Page text section start
Thakot or Takot () is a town on the Indus River in Battagram District of Khyber Pakhtunkhwa, Pakistan. It is also one of twenty Union Councils of Battagram District, and one of twelve in Battagram Tehsil. Thakot is located midway between Battagram town in the south and Besham town (Shangla District) in the north, at a distance of about 30 km from both .

==Royal Khans of Thakot==
The "Khans of Thakot" also known as "Chiefs of Thakot tribal state" belongs to the powerful Arghushal family of the influential Swati tribe. A large number of people from Battagram district came and wore the turban of being a Khan to each of Chief of Thakot throughout the history. Initially, the rulers used the title of "Shah" or "Malak" which were later changed to "Khan". The Khan family speaks Pashto as their mother tongue. Malak Abdul Qadir Khan Arghushal was the initially "Malak of Daot" but later took over his cousin's Khanate of Thakot. During the tenure of Khan Bradar Khan Arghushal, the state was expanded till 43 village councils of the present Battagram District. The Khan of Paimal Sharif and Khan of Shamrad also belongs to same family.
- Ruler I: Shah Zotai Khan Arghushal Swati (1649-1683)
Page text section end
Extracted information section start
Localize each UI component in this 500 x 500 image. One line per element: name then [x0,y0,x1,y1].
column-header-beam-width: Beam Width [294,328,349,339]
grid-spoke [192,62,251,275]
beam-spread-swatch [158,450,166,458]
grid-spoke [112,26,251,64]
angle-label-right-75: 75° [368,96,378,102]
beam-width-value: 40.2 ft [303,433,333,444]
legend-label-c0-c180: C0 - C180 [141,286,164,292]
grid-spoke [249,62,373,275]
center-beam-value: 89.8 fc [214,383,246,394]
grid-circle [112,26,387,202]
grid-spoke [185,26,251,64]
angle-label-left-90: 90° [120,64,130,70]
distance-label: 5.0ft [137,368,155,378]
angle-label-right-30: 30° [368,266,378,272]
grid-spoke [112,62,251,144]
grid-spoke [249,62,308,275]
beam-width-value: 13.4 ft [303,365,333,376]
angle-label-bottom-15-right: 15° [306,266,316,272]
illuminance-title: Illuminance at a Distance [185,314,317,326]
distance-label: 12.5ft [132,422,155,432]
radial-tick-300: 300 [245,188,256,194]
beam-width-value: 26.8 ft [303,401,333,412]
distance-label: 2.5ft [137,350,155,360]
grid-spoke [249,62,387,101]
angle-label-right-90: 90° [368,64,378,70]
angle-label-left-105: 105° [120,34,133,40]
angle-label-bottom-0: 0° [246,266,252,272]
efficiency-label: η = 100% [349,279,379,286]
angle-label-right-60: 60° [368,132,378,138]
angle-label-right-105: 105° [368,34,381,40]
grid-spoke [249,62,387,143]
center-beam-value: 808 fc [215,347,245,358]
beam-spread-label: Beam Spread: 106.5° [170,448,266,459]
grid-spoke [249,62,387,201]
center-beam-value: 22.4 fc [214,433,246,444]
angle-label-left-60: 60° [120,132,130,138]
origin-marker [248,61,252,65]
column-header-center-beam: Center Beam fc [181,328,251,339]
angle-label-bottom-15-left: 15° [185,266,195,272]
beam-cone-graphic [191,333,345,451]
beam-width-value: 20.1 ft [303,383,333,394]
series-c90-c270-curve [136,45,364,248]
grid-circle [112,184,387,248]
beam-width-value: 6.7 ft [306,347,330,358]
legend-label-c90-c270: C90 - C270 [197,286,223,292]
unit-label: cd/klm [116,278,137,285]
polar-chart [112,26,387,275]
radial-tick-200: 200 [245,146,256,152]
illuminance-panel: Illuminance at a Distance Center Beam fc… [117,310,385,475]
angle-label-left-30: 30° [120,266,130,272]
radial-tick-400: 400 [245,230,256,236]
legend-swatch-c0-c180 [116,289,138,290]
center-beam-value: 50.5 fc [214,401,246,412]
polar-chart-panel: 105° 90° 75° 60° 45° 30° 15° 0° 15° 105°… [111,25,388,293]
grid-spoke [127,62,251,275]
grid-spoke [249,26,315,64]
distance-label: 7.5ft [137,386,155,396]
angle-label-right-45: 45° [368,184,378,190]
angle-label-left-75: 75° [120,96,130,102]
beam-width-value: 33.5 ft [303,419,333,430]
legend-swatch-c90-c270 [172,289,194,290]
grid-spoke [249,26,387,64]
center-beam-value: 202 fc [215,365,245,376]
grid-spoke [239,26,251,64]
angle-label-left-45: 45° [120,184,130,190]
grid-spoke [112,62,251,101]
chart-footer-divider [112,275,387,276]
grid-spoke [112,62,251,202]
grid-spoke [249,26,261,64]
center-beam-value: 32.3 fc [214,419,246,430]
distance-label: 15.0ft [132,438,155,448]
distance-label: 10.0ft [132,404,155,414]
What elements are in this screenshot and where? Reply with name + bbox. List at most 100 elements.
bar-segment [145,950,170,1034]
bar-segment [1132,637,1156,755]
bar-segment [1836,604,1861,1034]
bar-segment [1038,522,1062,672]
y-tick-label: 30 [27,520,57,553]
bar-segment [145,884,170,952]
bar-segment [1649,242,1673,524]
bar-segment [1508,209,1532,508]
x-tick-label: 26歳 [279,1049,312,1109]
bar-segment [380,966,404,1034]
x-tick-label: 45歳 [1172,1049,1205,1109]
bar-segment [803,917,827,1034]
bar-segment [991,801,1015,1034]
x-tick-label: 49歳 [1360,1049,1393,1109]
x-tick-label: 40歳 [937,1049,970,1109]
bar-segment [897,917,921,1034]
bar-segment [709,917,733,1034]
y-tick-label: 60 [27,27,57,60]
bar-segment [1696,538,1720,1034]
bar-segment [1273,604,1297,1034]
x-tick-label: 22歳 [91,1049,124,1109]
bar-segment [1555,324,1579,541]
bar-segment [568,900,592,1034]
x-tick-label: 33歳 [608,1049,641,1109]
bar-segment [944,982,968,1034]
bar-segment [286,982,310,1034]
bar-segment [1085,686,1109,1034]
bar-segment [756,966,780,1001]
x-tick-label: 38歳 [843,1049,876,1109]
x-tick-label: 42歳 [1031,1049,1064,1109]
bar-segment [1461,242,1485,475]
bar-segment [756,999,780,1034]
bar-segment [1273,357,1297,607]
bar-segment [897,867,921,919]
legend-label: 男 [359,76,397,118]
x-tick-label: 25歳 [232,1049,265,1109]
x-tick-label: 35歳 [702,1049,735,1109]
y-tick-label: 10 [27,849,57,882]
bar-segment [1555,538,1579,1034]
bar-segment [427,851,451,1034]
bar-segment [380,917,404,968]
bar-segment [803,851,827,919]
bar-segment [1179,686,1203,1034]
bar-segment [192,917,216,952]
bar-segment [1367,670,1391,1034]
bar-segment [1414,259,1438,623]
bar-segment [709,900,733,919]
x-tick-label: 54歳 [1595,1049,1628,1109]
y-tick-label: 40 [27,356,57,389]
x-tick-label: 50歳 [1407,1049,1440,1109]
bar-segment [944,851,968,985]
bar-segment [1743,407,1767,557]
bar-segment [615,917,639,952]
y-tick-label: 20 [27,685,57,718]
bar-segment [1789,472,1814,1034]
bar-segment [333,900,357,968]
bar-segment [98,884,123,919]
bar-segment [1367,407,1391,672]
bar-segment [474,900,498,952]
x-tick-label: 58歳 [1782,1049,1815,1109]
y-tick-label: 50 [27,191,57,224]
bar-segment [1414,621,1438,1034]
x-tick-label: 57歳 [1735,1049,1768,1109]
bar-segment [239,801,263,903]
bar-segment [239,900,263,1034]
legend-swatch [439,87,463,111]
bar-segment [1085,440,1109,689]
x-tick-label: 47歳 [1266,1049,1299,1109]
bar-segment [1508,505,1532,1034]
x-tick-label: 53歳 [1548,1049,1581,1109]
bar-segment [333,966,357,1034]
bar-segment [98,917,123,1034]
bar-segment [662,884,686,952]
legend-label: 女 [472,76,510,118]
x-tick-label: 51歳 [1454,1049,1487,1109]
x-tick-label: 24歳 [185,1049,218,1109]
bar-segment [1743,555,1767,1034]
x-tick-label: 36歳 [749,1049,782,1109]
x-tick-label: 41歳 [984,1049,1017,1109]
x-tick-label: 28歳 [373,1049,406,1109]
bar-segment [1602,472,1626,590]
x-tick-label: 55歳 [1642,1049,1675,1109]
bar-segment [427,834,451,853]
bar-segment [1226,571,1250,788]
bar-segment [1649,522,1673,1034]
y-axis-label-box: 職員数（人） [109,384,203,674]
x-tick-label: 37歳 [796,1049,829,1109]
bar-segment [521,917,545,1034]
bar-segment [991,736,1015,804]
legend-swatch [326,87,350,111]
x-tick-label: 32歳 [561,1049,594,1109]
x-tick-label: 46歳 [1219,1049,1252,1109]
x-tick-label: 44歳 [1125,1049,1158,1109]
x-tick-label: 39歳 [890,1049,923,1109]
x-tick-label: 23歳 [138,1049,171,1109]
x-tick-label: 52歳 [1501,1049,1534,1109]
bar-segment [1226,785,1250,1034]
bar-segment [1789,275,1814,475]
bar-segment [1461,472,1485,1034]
Extracted information section end
Using the information:
**A)** In the text on Thakot above, rewrite the paragraph beginning "The "Khans of Thakot" also known as" as a short bulleted list that keeps its main facts.
**B)** Answer these questions from the text on Thakot:
(i) On which river is Thakot located?
(ii) About how far is Thakot from Battagram town and from Besham town?
(iii) What title replaced "Shah" or "Malak" for the rulers?
**C)** Proceed with the text on Thakot from the point where it stops.

Expected results:
**A)**
- The Khans of Thakot, also called "Chiefs of Thakot tribal state," belong to the Arghushal family of the Swati tribe.
- Throughout history, many people from Battagram district came and wore the turban of being a Khan to each Chief of Thakot.
- The rulers first used the title "Shah" or "Malak," later changed to "Khan."
- The family's mother tongue is Pashto.
- Malak Abdul Qadir Khan Arghushal was first "Malak of Daot" and later took over his cousin's Khanate of Thakot.
- Under Khan Bradar Khan Arghushal, the state expanded to 43 village councils of the present Battagram District.
- The Khan of Paimal Sharif and the Khan of Shamrad belong to the same family.

**B)**
(i) The Indus River.
(ii) About 30 km from each.
(iii) "Khan."

**C)**
- Ruler II: Shah Dara Khan Arghushal (1683-1722) bin Zotai Khan
- Ruler III: Shah Ghazi Khan Arghushal (1722-1758) bin Dara Shah
- Ruler IV: Shah Madam Khan Arghushal (1758-1793) bin Shah Ghazi
- Ruler V: Malak Ahmed Khan Arghushal (1793-1820s) bin Madam Khan
- Ruler VI: Malak Hamza Ullah Khan Arghushal (1820s - 1850s) bin Ahmed Khan
- Ruler VII: Malak Samundar Khan Arghushal (Nominal ruler) bin Hamza Ullah Khan
- Ruler VIII: Malak Abdul Qadir Khan Arghushal (1850s-1890s)

- Ruler IX: Khan Baradar Khan Arghushal (1890s-1930s) bin Abdul Qadir Khan

- Ruler X: Jan Muhammad Khan Arghushal (1930- 1977) bin Baradar Khan

- Ruler XI: Aurangzeb Khan Arghushal (1977- 2002) bin Jan Muhammad Khan
- Ruler XII + Political Founder Leader: Alam Zeb Khan Arghushal (2002- 2022) bin Jan Muhammad Khan
- Ruler XIII: Yaqoob Khan Arghushal (2022 - present)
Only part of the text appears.